Provided data.
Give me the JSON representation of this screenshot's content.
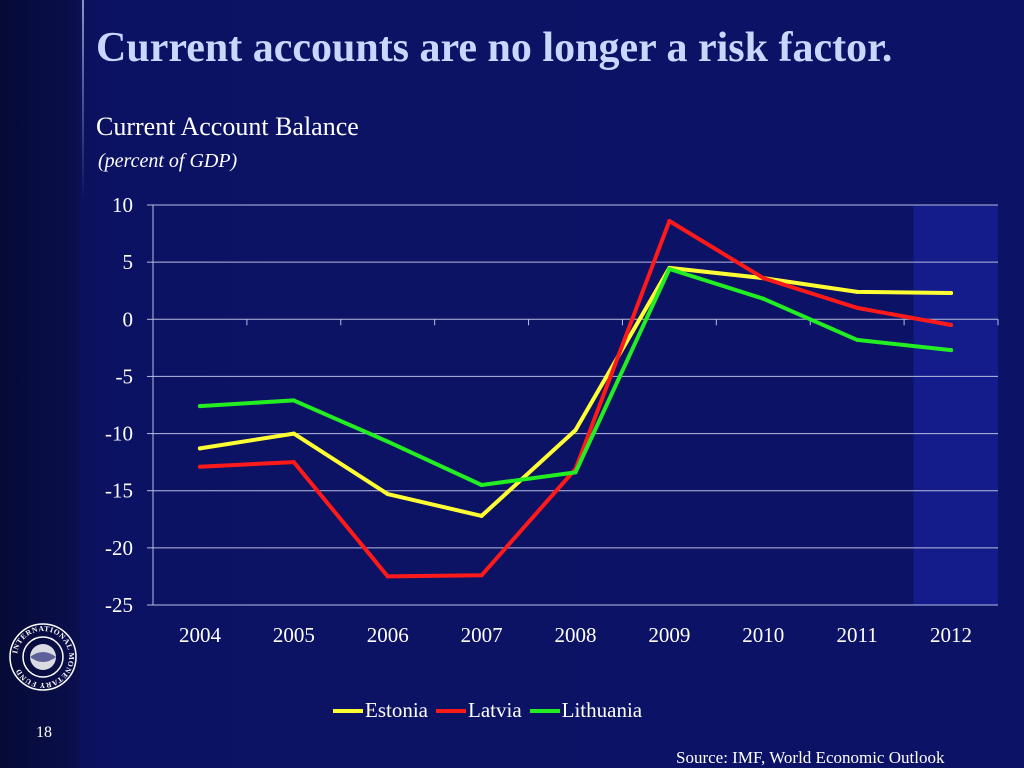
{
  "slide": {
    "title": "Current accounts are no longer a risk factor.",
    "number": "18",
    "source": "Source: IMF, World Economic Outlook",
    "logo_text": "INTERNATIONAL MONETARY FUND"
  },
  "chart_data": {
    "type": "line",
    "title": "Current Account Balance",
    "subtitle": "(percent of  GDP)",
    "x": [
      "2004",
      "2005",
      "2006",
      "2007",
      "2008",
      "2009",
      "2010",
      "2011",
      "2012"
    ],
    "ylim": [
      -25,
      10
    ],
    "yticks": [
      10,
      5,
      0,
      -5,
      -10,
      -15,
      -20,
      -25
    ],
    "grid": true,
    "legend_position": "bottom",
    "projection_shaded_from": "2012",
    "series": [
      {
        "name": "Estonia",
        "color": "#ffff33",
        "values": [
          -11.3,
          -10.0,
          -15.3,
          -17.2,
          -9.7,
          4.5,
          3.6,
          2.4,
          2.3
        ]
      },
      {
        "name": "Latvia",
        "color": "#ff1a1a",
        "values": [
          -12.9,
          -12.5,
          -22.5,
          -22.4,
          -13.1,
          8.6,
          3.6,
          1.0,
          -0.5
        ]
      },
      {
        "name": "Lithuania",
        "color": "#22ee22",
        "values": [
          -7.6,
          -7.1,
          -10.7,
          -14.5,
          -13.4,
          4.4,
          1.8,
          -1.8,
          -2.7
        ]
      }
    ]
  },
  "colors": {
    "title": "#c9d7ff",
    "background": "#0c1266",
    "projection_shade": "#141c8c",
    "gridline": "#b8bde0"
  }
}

Task description.
Set down the material exactly, every line of it, except for the pictures.

Answer to this task.
Give me the JSON representation of this screenshot's content.
{
  "slide": {
    "title": "Current accounts are no longer a risk factor.",
    "number": "18",
    "source": "Source: IMF, World Economic Outlook",
    "logo_text": "INTERNATIONAL MONETARY FUND"
  },
  "chart_data": {
    "type": "line",
    "title": "Current Account Balance",
    "subtitle": "(percent of  GDP)",
    "x": [
      "2004",
      "2005",
      "2006",
      "2007",
      "2008",
      "2009",
      "2010",
      "2011",
      "2012"
    ],
    "ylim": [
      -25,
      10
    ],
    "yticks": [
      10,
      5,
      0,
      -5,
      -10,
      -15,
      -20,
      -25
    ],
    "grid": true,
    "legend_position": "bottom",
    "projection_shaded_from": "2012",
    "series": [
      {
        "name": "Estonia",
        "color": "#ffff33",
        "values": [
          -11.3,
          -10.0,
          -15.3,
          -17.2,
          -9.7,
          4.5,
          3.6,
          2.4,
          2.3
        ]
      },
      {
        "name": "Latvia",
        "color": "#ff1a1a",
        "values": [
          -12.9,
          -12.5,
          -22.5,
          -22.4,
          -13.1,
          8.6,
          3.6,
          1.0,
          -0.5
        ]
      },
      {
        "name": "Lithuania",
        "color": "#22ee22",
        "values": [
          -7.6,
          -7.1,
          -10.7,
          -14.5,
          -13.4,
          4.4,
          1.8,
          -1.8,
          -2.7
        ]
      }
    ]
  },
  "colors": {
    "title": "#c9d7ff",
    "background": "#0c1266",
    "projection_shade": "#141c8c",
    "gridline": "#b8bde0"
  }
}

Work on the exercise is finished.